## Your task
Restate the data word for word and leave the images out.

#####

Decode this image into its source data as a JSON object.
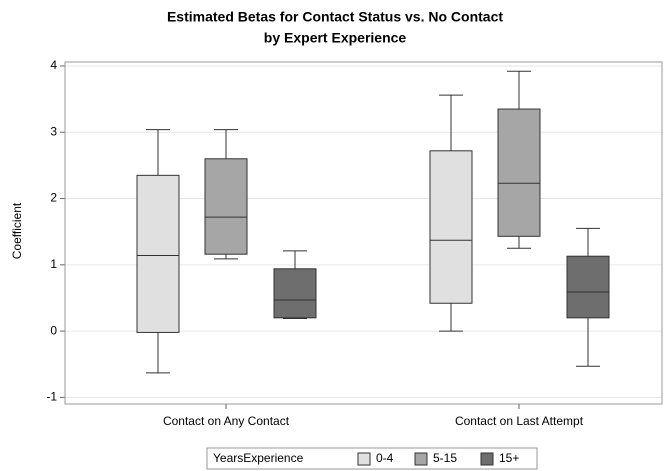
{
  "chart_data": {
    "type": "box",
    "title": "Estimated Betas for Contact Status vs. No Contact",
    "subtitle": "by Expert Experience",
    "y_label": "Coefficient",
    "categories": [
      "Contact on Any Contact",
      "Contact on Last Attempt"
    ],
    "legend_title": "YearsExperience",
    "series": [
      {
        "name": "0-4",
        "color": "#e0e0e0",
        "min": [
          -0.63,
          0.0
        ],
        "q1": [
          -0.02,
          0.42
        ],
        "median": [
          1.14,
          1.37
        ],
        "q3": [
          2.35,
          2.72
        ],
        "max": [
          3.04,
          3.56
        ]
      },
      {
        "name": "5-15",
        "color": "#a6a6a6",
        "min": [
          1.09,
          1.25
        ],
        "q1": [
          1.16,
          1.43
        ],
        "median": [
          1.72,
          2.23
        ],
        "q3": [
          2.6,
          3.35
        ],
        "max": [
          3.04,
          3.92
        ]
      },
      {
        "name": "15+",
        "color": "#6e6e6e",
        "min": [
          0.19,
          -0.53
        ],
        "q1": [
          0.2,
          0.2
        ],
        "median": [
          0.47,
          0.59
        ],
        "q3": [
          0.94,
          1.13
        ],
        "max": [
          1.21,
          1.55
        ]
      }
    ],
    "ylim": [
      -1.1,
      4.06
    ],
    "yticks": [
      -1,
      0,
      1,
      2,
      3,
      4
    ],
    "grid": true
  }
}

#####

## Complete response
Decode this image into its source data as a JSON object.
{
  "chart_data": {
    "type": "box",
    "title": "Estimated Betas for Contact Status vs. No Contact",
    "subtitle": "by Expert Experience",
    "y_label": "Coefficient",
    "categories": [
      "Contact on Any Contact",
      "Contact on Last Attempt"
    ],
    "legend_title": "YearsExperience",
    "series": [
      {
        "name": "0-4",
        "color": "#e0e0e0",
        "min": [
          -0.63,
          0.0
        ],
        "q1": [
          -0.02,
          0.42
        ],
        "median": [
          1.14,
          1.37
        ],
        "q3": [
          2.35,
          2.72
        ],
        "max": [
          3.04,
          3.56
        ]
      },
      {
        "name": "5-15",
        "color": "#a6a6a6",
        "min": [
          1.09,
          1.25
        ],
        "q1": [
          1.16,
          1.43
        ],
        "median": [
          1.72,
          2.23
        ],
        "q3": [
          2.6,
          3.35
        ],
        "max": [
          3.04,
          3.92
        ]
      },
      {
        "name": "15+",
        "color": "#6e6e6e",
        "min": [
          0.19,
          -0.53
        ],
        "q1": [
          0.2,
          0.2
        ],
        "median": [
          0.47,
          0.59
        ],
        "q3": [
          0.94,
          1.13
        ],
        "max": [
          1.21,
          1.55
        ]
      }
    ],
    "ylim": [
      -1.1,
      4.06
    ],
    "yticks": [
      -1,
      0,
      1,
      2,
      3,
      4
    ],
    "grid": true
  }
}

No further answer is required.